======== Information shown ========

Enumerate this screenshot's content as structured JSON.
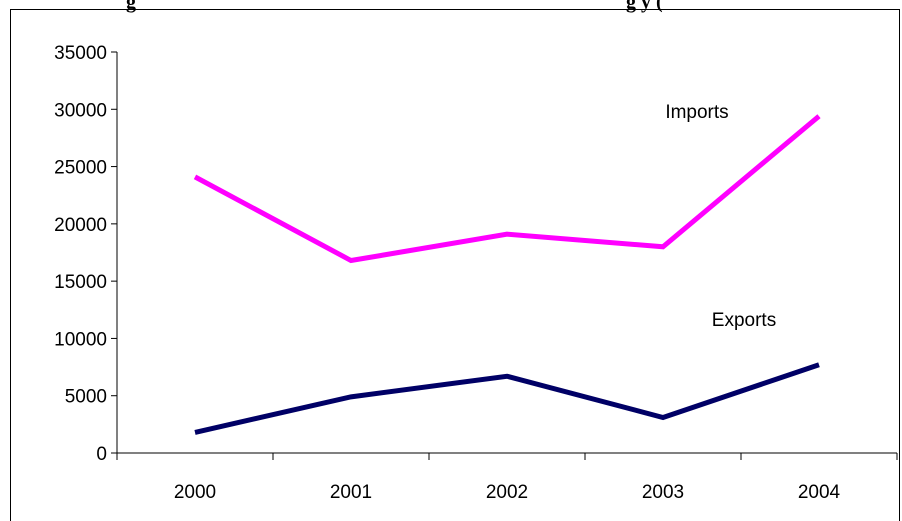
{
  "chart_data": {
    "type": "line",
    "title": "g",
    "title_suffix": "g y  (",
    "categories": [
      "2000",
      "2001",
      "2002",
      "2003",
      "2004"
    ],
    "ylim": [
      0,
      35000
    ],
    "yticks": [
      "0",
      "5000",
      "10000",
      "15000",
      "20000",
      "25000",
      "30000",
      "35000"
    ],
    "grid": false,
    "series": [
      {
        "name": "Imports",
        "color": "#ff00ff",
        "values": [
          24100,
          16800,
          19100,
          18000,
          29400
        ]
      },
      {
        "name": "Exports",
        "color": "#000066",
        "values": [
          1800,
          4900,
          6700,
          3100,
          7700
        ]
      }
    ]
  }
}
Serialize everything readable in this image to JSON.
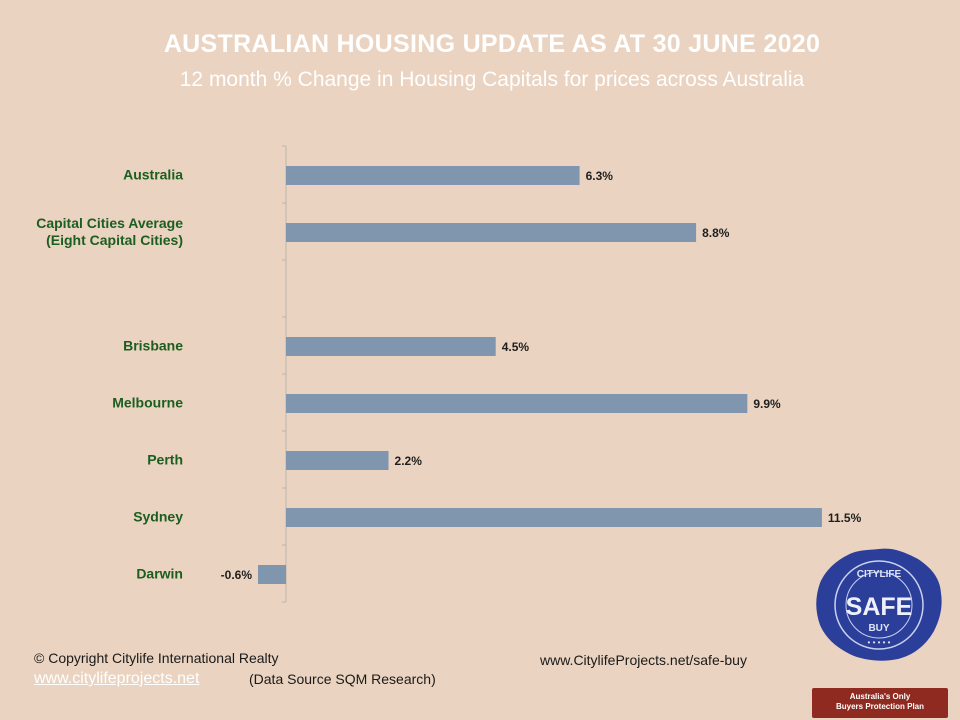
{
  "title": "AUSTRALIAN HOUSING UPDATE AS AT 30 JUNE 2020",
  "subtitle": "12 month % Change in Housing Capitals for prices across Australia",
  "chart_data": {
    "type": "bar",
    "orientation": "horizontal",
    "categories": [
      [
        "Australia"
      ],
      [
        "Capital Cities Average",
        "(Eight Capital Cities)"
      ],
      [
        ""
      ],
      [
        "Brisbane"
      ],
      [
        "Melbourne"
      ],
      [
        "Perth"
      ],
      [
        "Sydney"
      ],
      [
        "Darwin"
      ]
    ],
    "values": [
      6.3,
      8.8,
      null,
      4.5,
      9.9,
      2.2,
      11.5,
      -0.6
    ],
    "value_labels": [
      "6.3%",
      "8.8%",
      "",
      "4.5%",
      "9.9%",
      "2.2%",
      "11.5%",
      "-0.6%"
    ],
    "bar_color": "#7f96ae",
    "label_color": "#1b5e20",
    "grid": false,
    "legend": "none"
  },
  "footer": {
    "copyright": "© Copyright Citylife International  Realty",
    "website": "www.citylifeprojects.net",
    "source": "(Data Source SQM Research)",
    "url_right": "www.CitylifeProjects.net/safe-buy"
  },
  "badge": {
    "top": "CITYLIFE",
    "middle": "SAFE",
    "bottom": "BUY",
    "ribbon_line1": "Australia's Only",
    "ribbon_line2": "Buyers Protection Plan"
  }
}
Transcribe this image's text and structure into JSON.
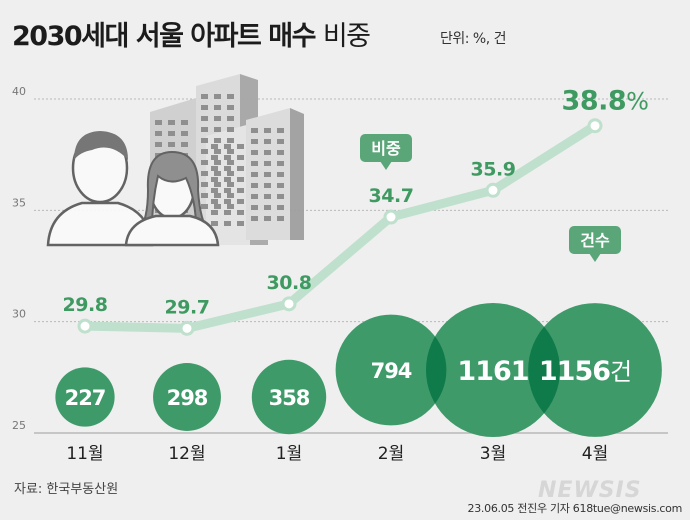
{
  "title_main": "2030세대 서울 아파트 매수",
  "title_light": "비중",
  "unit_label": "단위: %, 건",
  "source": "자료: 한국부동산원",
  "credit": "23.06.05 전진우 기자 618tue@newsis.com",
  "brand": "NEWSIS",
  "colors": {
    "line": "#bfe0cd",
    "point_label": "#3f9a62",
    "bubble": "#3f9a6a",
    "bubble_overlap": "#0f7a4a",
    "grid": "#b9b9b9",
    "callout": "#5aa679"
  },
  "chart_data": {
    "type": "line",
    "categories": [
      "11월",
      "12월",
      "1월",
      "2월",
      "3월",
      "4월"
    ],
    "series": [
      {
        "name": "비중",
        "values": [
          29.8,
          29.7,
          30.8,
          34.7,
          35.9,
          38.8
        ],
        "unit": "%"
      },
      {
        "name": "건수",
        "values": [
          227,
          298,
          358,
          794,
          1161,
          1156
        ],
        "unit": "건"
      }
    ],
    "ylim": [
      25,
      40
    ],
    "yticks": [
      25,
      30,
      35,
      40
    ],
    "grid": true,
    "series_callouts": [
      "비중",
      "건수"
    ],
    "bubble_value_suffix": "건",
    "highlight_suffix": "%"
  }
}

========

#### Exercise requirements:
Write out again, exactly, each line from the one containing "Transcribe this image's" through the last line of the entries, and omit every picture.

#### Finished answer:
Transcribe this image's text and structure into JSON.
{
  "title_main": "2030세대 서울 아파트 매수",
  "title_light": "비중",
  "unit_label": "단위: %, 건",
  "source": "자료: 한국부동산원",
  "credit": "23.06.05 전진우 기자 618tue@newsis.com",
  "brand": "NEWSIS",
  "colors": {
    "line": "#bfe0cd",
    "point_label": "#3f9a62",
    "bubble": "#3f9a6a",
    "bubble_overlap": "#0f7a4a",
    "grid": "#b9b9b9",
    "callout": "#5aa679"
  },
  "chart_data": {
    "type": "line",
    "categories": [
      "11월",
      "12월",
      "1월",
      "2월",
      "3월",
      "4월"
    ],
    "series": [
      {
        "name": "비중",
        "values": [
          29.8,
          29.7,
          30.8,
          34.7,
          35.9,
          38.8
        ],
        "unit": "%"
      },
      {
        "name": "건수",
        "values": [
          227,
          298,
          358,
          794,
          1161,
          1156
        ],
        "unit": "건"
      }
    ],
    "ylim": [
      25,
      40
    ],
    "yticks": [
      25,
      30,
      35,
      40
    ],
    "grid": true,
    "series_callouts": [
      "비중",
      "건수"
    ],
    "bubble_value_suffix": "건",
    "highlight_suffix": "%"
  }
}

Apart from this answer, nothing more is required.